What is expected:
Make an exact copy of all the entries, with the pictures left out.
------------------------------
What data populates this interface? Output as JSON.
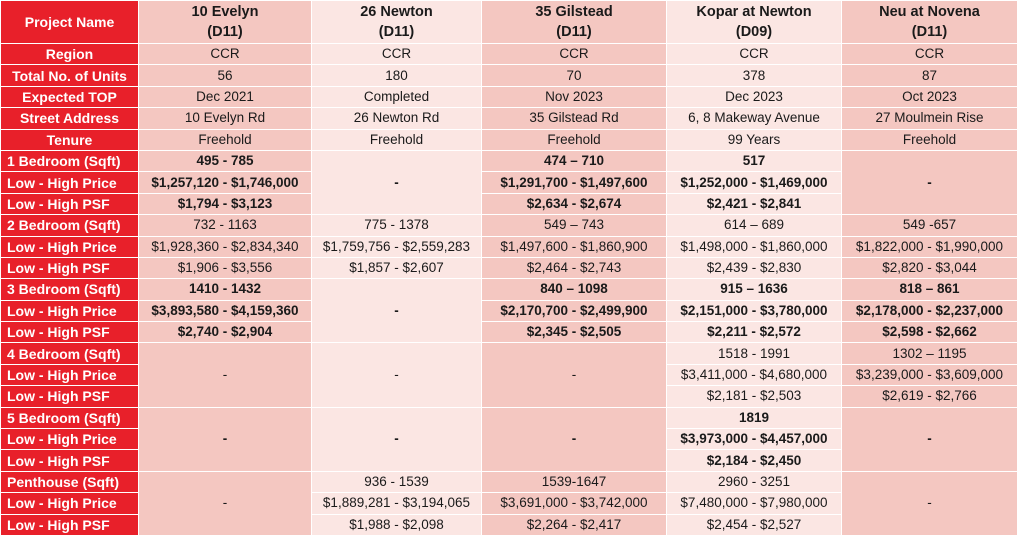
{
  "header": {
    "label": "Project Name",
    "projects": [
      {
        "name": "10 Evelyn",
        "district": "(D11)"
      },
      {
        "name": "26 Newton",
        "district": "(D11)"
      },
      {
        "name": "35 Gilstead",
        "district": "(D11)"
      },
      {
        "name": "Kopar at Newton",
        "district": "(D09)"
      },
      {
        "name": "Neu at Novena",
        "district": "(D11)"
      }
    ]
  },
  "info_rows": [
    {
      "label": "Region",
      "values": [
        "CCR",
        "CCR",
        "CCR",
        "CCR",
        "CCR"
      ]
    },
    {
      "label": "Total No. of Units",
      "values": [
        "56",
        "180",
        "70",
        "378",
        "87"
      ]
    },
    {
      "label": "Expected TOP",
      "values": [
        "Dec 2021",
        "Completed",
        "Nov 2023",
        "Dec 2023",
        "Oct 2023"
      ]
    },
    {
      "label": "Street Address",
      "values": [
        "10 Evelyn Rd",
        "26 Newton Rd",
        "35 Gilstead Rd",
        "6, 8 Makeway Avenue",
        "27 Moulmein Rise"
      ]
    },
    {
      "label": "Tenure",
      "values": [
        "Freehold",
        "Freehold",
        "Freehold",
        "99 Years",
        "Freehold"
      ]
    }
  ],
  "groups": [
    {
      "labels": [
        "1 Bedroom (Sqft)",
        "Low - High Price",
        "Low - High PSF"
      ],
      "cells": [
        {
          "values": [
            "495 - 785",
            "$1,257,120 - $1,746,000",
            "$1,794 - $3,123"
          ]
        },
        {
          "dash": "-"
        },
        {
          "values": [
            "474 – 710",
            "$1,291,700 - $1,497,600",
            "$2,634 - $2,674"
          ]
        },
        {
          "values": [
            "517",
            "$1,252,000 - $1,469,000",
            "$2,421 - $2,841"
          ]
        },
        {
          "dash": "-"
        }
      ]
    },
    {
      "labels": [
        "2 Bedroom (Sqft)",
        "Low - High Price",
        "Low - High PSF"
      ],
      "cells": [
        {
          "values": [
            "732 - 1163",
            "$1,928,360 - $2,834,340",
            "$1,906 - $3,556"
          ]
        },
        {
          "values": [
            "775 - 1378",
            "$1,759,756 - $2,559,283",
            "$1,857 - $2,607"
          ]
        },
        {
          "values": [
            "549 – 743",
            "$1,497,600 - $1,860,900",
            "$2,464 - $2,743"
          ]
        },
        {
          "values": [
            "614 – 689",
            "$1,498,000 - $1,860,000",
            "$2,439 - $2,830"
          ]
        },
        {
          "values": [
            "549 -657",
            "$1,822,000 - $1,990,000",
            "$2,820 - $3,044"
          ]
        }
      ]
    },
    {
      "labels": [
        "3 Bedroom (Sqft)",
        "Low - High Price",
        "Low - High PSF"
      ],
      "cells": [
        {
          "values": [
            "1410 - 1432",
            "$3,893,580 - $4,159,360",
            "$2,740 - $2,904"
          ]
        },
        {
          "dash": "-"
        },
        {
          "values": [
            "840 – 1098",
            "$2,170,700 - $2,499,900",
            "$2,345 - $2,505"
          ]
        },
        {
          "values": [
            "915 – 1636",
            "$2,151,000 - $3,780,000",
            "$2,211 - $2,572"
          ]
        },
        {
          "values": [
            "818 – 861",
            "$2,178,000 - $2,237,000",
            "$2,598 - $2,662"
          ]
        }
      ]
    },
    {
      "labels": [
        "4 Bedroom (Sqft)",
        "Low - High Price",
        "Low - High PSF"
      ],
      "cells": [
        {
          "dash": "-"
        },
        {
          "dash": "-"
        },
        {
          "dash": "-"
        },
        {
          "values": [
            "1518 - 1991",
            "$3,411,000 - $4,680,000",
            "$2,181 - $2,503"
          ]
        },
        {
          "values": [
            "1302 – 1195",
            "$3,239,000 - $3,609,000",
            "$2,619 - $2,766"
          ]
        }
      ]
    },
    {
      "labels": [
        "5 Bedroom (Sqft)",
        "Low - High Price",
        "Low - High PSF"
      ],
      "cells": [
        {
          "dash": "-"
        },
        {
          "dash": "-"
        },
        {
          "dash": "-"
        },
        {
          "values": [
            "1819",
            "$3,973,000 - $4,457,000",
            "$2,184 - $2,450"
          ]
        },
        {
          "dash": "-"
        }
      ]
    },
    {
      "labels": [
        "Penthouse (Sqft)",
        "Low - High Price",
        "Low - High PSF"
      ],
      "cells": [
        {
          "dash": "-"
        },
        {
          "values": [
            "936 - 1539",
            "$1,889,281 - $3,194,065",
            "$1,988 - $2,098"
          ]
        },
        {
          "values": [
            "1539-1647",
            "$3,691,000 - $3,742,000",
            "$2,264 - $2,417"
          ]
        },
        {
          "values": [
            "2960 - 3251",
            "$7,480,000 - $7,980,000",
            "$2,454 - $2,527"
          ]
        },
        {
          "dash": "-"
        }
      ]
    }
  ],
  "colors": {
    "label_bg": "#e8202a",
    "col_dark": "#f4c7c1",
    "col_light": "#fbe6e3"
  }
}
------------------------------
Exercise answer:
What data populates this interface? Output as JSON.
{
  "header": {
    "label": "Project Name",
    "projects": [
      {
        "name": "10 Evelyn",
        "district": "(D11)"
      },
      {
        "name": "26 Newton",
        "district": "(D11)"
      },
      {
        "name": "35 Gilstead",
        "district": "(D11)"
      },
      {
        "name": "Kopar at Newton",
        "district": "(D09)"
      },
      {
        "name": "Neu at Novena",
        "district": "(D11)"
      }
    ]
  },
  "info_rows": [
    {
      "label": "Region",
      "values": [
        "CCR",
        "CCR",
        "CCR",
        "CCR",
        "CCR"
      ]
    },
    {
      "label": "Total No. of Units",
      "values": [
        "56",
        "180",
        "70",
        "378",
        "87"
      ]
    },
    {
      "label": "Expected TOP",
      "values": [
        "Dec 2021",
        "Completed",
        "Nov 2023",
        "Dec 2023",
        "Oct 2023"
      ]
    },
    {
      "label": "Street Address",
      "values": [
        "10 Evelyn Rd",
        "26 Newton Rd",
        "35 Gilstead Rd",
        "6, 8 Makeway Avenue",
        "27 Moulmein Rise"
      ]
    },
    {
      "label": "Tenure",
      "values": [
        "Freehold",
        "Freehold",
        "Freehold",
        "99 Years",
        "Freehold"
      ]
    }
  ],
  "groups": [
    {
      "labels": [
        "1 Bedroom (Sqft)",
        "Low - High Price",
        "Low - High PSF"
      ],
      "cells": [
        {
          "values": [
            "495 - 785",
            "$1,257,120 - $1,746,000",
            "$1,794 - $3,123"
          ]
        },
        {
          "dash": "-"
        },
        {
          "values": [
            "474 – 710",
            "$1,291,700 - $1,497,600",
            "$2,634 - $2,674"
          ]
        },
        {
          "values": [
            "517",
            "$1,252,000 - $1,469,000",
            "$2,421 - $2,841"
          ]
        },
        {
          "dash": "-"
        }
      ]
    },
    {
      "labels": [
        "2 Bedroom (Sqft)",
        "Low - High Price",
        "Low - High PSF"
      ],
      "cells": [
        {
          "values": [
            "732 - 1163",
            "$1,928,360 - $2,834,340",
            "$1,906 - $3,556"
          ]
        },
        {
          "values": [
            "775 - 1378",
            "$1,759,756 - $2,559,283",
            "$1,857 - $2,607"
          ]
        },
        {
          "values": [
            "549 – 743",
            "$1,497,600 - $1,860,900",
            "$2,464 - $2,743"
          ]
        },
        {
          "values": [
            "614 – 689",
            "$1,498,000 - $1,860,000",
            "$2,439 - $2,830"
          ]
        },
        {
          "values": [
            "549 -657",
            "$1,822,000 - $1,990,000",
            "$2,820 - $3,044"
          ]
        }
      ]
    },
    {
      "labels": [
        "3 Bedroom (Sqft)",
        "Low - High Price",
        "Low - High PSF"
      ],
      "cells": [
        {
          "values": [
            "1410 - 1432",
            "$3,893,580 - $4,159,360",
            "$2,740 - $2,904"
          ]
        },
        {
          "dash": "-"
        },
        {
          "values": [
            "840 – 1098",
            "$2,170,700 - $2,499,900",
            "$2,345 - $2,505"
          ]
        },
        {
          "values": [
            "915 – 1636",
            "$2,151,000 - $3,780,000",
            "$2,211 - $2,572"
          ]
        },
        {
          "values": [
            "818 – 861",
            "$2,178,000 - $2,237,000",
            "$2,598 - $2,662"
          ]
        }
      ]
    },
    {
      "labels": [
        "4 Bedroom (Sqft)",
        "Low - High Price",
        "Low - High PSF"
      ],
      "cells": [
        {
          "dash": "-"
        },
        {
          "dash": "-"
        },
        {
          "dash": "-"
        },
        {
          "values": [
            "1518 - 1991",
            "$3,411,000 - $4,680,000",
            "$2,181 - $2,503"
          ]
        },
        {
          "values": [
            "1302 – 1195",
            "$3,239,000 - $3,609,000",
            "$2,619 - $2,766"
          ]
        }
      ]
    },
    {
      "labels": [
        "5 Bedroom (Sqft)",
        "Low - High Price",
        "Low - High PSF"
      ],
      "cells": [
        {
          "dash": "-"
        },
        {
          "dash": "-"
        },
        {
          "dash": "-"
        },
        {
          "values": [
            "1819",
            "$3,973,000 - $4,457,000",
            "$2,184 - $2,450"
          ]
        },
        {
          "dash": "-"
        }
      ]
    },
    {
      "labels": [
        "Penthouse (Sqft)",
        "Low - High Price",
        "Low - High PSF"
      ],
      "cells": [
        {
          "dash": "-"
        },
        {
          "values": [
            "936 - 1539",
            "$1,889,281 - $3,194,065",
            "$1,988 - $2,098"
          ]
        },
        {
          "values": [
            "1539-1647",
            "$3,691,000 - $3,742,000",
            "$2,264 - $2,417"
          ]
        },
        {
          "values": [
            "2960 - 3251",
            "$7,480,000 - $7,980,000",
            "$2,454 - $2,527"
          ]
        },
        {
          "dash": "-"
        }
      ]
    }
  ],
  "colors": {
    "label_bg": "#e8202a",
    "col_dark": "#f4c7c1",
    "col_light": "#fbe6e3"
  }
}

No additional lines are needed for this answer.